## THE RECORDS
-----
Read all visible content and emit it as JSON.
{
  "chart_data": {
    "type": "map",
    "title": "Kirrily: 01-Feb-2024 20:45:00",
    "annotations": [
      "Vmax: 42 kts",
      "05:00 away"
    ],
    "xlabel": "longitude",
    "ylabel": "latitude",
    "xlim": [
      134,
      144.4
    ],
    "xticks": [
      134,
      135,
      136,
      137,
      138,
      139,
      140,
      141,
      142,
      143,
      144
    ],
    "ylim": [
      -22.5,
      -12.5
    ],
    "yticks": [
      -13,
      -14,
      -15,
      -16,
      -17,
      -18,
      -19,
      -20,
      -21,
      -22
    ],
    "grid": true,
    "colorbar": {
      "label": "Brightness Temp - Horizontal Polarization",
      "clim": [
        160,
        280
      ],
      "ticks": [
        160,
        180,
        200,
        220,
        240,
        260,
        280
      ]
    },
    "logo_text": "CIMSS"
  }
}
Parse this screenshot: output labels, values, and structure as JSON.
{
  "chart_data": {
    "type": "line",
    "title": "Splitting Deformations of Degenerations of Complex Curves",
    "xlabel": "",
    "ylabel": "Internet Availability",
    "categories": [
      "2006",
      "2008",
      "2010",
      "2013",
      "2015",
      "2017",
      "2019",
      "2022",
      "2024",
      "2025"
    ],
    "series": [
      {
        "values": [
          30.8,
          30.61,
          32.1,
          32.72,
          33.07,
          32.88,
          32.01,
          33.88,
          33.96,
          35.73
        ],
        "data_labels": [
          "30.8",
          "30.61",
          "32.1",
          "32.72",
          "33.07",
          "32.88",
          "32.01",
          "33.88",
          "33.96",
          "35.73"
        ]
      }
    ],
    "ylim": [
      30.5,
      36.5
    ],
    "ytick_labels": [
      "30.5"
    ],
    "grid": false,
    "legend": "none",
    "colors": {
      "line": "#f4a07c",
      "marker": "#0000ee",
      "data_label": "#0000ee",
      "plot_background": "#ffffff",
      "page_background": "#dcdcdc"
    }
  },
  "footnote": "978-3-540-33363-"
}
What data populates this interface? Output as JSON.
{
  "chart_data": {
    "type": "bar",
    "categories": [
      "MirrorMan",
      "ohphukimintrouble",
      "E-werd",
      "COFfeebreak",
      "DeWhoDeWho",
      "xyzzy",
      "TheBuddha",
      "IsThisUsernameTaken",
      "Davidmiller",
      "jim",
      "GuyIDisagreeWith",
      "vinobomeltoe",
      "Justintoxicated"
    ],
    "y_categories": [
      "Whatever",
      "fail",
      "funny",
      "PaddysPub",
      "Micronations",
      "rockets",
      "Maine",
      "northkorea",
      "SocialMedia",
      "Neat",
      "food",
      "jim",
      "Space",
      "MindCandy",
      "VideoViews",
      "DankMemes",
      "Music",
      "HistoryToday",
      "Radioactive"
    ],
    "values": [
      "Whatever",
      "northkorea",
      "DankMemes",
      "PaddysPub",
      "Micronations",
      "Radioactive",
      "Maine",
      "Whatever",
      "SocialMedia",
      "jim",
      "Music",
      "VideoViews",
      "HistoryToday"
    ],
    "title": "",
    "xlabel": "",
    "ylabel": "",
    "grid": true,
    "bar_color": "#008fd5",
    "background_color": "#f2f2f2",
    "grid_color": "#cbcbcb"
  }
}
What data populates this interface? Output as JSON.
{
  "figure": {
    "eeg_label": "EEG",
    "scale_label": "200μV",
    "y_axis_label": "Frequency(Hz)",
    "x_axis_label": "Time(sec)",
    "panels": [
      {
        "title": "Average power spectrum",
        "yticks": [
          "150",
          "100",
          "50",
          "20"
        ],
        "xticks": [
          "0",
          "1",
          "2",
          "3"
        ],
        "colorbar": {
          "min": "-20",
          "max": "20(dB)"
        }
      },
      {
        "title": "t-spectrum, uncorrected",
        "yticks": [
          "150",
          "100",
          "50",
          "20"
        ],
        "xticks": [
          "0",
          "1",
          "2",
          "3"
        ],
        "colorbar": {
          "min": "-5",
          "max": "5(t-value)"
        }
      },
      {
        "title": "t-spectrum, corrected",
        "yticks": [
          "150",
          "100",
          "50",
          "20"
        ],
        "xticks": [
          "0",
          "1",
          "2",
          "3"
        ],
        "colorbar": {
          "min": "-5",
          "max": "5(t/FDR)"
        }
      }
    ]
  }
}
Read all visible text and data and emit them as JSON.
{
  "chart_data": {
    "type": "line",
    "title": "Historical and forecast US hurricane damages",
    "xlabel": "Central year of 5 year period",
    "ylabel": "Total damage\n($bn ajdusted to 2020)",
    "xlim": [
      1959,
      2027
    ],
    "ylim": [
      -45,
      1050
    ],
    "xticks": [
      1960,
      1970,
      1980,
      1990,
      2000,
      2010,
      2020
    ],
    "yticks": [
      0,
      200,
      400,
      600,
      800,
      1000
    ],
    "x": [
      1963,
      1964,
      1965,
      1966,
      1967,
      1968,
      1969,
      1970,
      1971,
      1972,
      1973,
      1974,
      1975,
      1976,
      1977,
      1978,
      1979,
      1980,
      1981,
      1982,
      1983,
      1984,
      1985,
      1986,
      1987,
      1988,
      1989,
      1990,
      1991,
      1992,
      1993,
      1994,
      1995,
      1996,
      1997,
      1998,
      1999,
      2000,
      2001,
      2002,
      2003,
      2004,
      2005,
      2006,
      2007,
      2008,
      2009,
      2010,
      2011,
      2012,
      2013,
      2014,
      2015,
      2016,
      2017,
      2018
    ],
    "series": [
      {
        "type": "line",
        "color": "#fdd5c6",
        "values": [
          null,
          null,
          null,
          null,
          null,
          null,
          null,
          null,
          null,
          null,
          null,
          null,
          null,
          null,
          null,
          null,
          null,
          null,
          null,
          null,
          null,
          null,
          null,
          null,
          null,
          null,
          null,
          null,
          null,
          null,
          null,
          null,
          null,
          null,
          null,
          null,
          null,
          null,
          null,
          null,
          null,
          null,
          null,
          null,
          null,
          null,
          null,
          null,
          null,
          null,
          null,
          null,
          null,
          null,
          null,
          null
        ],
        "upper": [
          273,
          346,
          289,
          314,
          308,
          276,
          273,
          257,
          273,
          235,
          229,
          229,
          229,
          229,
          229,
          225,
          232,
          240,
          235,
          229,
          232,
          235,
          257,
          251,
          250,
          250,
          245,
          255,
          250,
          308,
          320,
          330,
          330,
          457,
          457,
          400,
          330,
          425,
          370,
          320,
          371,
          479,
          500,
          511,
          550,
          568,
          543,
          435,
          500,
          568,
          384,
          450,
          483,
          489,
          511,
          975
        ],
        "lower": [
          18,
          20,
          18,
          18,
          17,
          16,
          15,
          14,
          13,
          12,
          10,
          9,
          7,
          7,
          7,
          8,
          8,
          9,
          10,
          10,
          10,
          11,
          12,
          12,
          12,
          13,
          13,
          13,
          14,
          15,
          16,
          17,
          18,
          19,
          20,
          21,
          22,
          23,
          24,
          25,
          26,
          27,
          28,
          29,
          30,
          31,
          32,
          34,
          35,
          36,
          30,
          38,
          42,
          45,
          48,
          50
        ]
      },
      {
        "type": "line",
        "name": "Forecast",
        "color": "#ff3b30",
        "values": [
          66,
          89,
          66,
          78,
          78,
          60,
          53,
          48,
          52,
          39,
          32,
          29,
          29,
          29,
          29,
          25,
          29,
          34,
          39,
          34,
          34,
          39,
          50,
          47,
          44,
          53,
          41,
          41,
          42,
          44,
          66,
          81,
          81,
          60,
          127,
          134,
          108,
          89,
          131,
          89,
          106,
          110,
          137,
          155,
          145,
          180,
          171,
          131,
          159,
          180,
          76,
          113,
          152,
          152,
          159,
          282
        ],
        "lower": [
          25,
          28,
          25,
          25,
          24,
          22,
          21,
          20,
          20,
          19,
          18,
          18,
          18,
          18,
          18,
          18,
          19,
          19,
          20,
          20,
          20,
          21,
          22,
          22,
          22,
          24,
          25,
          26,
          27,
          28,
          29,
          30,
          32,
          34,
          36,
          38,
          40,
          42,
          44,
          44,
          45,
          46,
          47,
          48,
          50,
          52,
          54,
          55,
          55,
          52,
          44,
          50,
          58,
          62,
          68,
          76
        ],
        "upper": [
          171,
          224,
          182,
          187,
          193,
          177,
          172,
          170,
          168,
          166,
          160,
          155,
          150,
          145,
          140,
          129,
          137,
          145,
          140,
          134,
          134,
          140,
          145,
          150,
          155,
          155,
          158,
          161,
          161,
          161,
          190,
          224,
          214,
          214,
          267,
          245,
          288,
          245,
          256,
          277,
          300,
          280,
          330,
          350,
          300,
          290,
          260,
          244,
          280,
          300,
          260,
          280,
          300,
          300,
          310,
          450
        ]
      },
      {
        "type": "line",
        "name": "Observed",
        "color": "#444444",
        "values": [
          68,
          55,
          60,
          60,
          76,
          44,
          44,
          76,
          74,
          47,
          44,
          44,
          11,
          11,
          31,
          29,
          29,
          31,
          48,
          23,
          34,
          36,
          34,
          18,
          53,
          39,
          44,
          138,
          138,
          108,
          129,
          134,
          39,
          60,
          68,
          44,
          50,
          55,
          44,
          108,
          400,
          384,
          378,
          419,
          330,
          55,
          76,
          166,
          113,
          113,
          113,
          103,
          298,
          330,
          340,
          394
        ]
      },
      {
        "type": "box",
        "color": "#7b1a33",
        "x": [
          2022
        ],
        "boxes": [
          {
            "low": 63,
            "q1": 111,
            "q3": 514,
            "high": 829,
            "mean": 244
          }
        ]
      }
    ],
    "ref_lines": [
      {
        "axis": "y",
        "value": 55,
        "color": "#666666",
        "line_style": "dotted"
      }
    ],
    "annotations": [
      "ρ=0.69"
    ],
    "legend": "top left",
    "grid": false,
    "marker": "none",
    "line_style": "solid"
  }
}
-----
## OBJECTIVE
Above are the records; copy every line in them that holds the word "spectrum".

## CORRECT ANSWER
        "title": "Average power spectrum",
        "title": "t-spectrum, uncorrected",
        "title": "t-spectrum, corrected",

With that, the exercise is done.